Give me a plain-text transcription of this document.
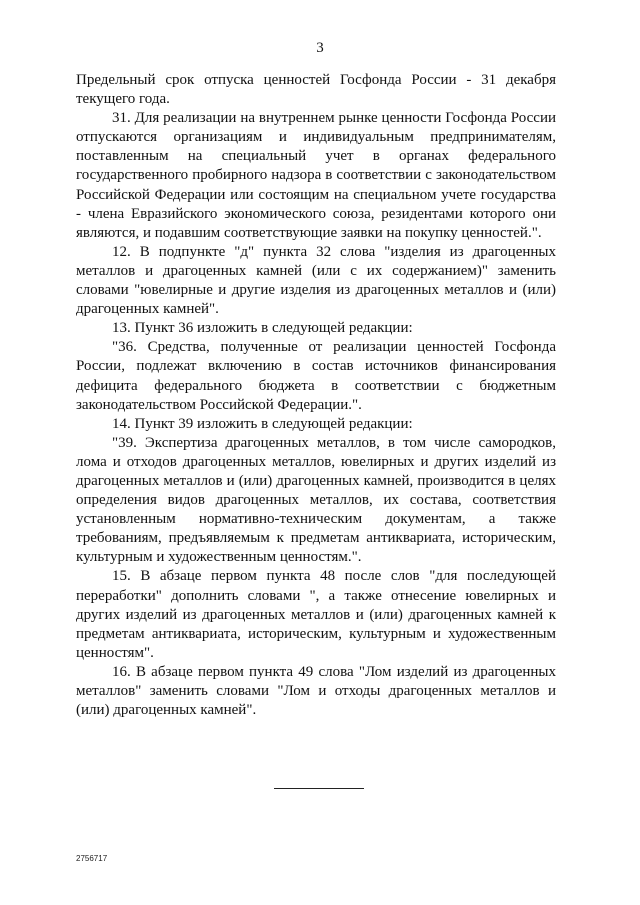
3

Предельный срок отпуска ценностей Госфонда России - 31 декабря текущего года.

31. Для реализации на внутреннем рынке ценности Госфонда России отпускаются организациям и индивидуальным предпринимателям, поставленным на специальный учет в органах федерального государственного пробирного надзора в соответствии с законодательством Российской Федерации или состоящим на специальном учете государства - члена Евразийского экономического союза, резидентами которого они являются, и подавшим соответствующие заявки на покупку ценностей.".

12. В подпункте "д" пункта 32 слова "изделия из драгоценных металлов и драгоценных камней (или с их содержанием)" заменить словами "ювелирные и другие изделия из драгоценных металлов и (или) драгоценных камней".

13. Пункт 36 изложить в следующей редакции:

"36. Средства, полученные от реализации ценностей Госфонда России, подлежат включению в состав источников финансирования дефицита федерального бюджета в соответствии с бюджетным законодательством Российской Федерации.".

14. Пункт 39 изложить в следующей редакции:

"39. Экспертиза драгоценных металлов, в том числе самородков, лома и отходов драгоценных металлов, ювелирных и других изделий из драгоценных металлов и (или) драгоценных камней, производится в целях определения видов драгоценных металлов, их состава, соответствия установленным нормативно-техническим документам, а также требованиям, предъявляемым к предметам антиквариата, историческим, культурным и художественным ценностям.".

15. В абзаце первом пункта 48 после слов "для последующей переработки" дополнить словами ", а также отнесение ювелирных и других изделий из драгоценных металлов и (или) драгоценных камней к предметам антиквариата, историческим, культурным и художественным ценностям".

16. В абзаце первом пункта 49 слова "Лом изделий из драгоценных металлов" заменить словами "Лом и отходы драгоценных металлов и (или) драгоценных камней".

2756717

##############################

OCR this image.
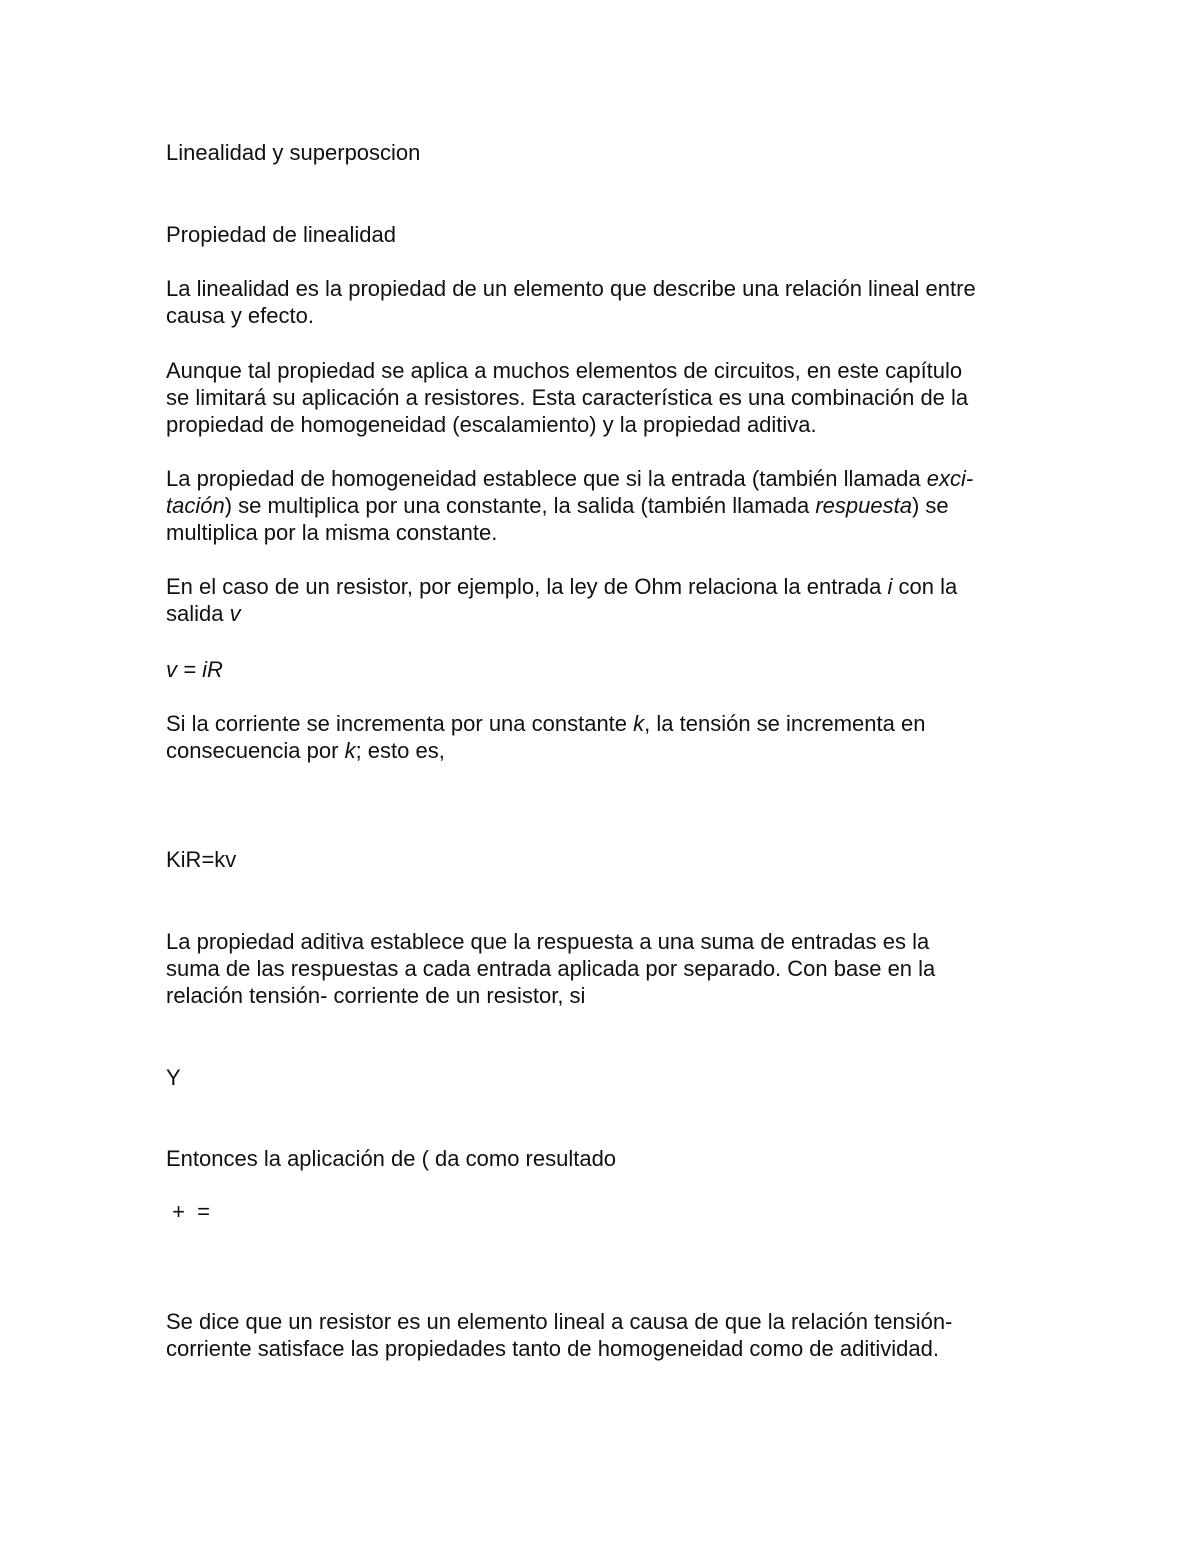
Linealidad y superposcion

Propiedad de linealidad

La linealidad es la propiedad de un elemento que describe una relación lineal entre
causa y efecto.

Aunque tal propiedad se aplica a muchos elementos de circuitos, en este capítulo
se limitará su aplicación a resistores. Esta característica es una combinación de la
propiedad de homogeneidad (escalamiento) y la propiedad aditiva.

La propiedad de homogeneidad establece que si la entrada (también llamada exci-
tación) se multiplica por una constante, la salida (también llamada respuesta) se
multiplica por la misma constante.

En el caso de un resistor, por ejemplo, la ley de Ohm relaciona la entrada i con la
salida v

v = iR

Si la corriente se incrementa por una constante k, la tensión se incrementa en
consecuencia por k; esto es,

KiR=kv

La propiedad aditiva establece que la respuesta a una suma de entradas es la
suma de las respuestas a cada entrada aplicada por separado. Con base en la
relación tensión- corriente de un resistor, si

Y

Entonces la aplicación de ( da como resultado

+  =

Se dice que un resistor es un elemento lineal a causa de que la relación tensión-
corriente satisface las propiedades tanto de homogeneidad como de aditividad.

##############################

WRITTEN INSTRUCTION: Count the lines in which the string "constante" appears, then report only that figure.

ANSWER FOR THIS EXERCISE: 3